- Exercise description
Copy every line of the records below where the word "value" occurs.

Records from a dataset
§ §
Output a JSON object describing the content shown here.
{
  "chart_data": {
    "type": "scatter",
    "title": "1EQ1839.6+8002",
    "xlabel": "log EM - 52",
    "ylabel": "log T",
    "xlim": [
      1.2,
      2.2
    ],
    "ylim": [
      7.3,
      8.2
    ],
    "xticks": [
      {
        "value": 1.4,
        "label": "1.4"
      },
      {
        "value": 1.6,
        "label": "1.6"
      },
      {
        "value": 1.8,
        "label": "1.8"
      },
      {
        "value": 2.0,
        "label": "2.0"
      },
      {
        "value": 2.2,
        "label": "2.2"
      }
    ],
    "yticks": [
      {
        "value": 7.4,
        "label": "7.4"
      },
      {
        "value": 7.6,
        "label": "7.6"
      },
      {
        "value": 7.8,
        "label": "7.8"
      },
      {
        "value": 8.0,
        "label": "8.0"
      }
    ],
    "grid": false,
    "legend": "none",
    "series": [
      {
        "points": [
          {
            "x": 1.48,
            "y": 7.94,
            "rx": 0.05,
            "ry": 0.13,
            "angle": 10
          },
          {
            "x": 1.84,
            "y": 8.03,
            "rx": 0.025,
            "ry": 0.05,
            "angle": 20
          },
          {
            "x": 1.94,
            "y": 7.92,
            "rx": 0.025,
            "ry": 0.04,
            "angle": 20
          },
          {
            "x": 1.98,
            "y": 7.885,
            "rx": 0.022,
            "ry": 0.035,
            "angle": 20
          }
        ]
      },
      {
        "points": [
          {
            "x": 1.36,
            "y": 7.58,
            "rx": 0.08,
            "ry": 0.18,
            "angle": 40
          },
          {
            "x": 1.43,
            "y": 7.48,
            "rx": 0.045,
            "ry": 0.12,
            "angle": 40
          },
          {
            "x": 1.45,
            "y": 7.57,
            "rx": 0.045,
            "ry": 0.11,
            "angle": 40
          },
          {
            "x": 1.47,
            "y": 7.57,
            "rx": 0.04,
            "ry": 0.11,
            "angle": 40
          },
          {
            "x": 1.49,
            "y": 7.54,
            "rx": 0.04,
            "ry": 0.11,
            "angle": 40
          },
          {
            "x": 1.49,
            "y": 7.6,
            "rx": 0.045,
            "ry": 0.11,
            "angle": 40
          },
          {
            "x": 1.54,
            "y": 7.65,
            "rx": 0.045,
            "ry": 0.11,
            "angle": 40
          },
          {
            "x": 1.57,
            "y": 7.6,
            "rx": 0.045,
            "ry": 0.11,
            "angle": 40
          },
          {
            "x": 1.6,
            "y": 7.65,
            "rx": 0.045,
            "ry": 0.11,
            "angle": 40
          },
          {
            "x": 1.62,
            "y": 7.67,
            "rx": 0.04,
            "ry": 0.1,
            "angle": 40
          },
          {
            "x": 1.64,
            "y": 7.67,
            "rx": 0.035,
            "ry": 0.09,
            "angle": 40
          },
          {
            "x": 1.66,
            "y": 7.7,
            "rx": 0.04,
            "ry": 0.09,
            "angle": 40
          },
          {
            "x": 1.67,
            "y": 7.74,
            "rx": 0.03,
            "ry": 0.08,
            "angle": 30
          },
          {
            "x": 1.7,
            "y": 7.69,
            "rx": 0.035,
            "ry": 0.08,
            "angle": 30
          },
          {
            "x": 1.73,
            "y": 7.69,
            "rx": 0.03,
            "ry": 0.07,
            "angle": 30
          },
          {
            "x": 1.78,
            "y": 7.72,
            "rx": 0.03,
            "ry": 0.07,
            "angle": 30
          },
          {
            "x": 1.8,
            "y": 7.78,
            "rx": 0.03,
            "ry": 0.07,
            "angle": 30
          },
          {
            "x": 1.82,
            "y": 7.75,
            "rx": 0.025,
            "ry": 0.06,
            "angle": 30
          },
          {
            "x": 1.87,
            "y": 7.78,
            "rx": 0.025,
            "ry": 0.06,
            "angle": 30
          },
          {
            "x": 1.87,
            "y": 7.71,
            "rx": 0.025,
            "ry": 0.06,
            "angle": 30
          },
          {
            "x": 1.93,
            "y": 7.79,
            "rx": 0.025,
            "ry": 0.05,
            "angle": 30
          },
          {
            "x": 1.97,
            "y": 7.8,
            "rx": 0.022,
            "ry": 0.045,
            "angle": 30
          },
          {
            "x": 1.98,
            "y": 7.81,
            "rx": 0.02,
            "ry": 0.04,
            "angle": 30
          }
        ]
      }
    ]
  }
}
§ §
- Finished task
        "value": 1.4,
        "value": 1.6,
        "value": 1.8,
        "value": 2.0,
        "value": 2.2,
        "value": 7.4,
        "value": 7.6,
        "value": 7.8,
        "value": 8.0,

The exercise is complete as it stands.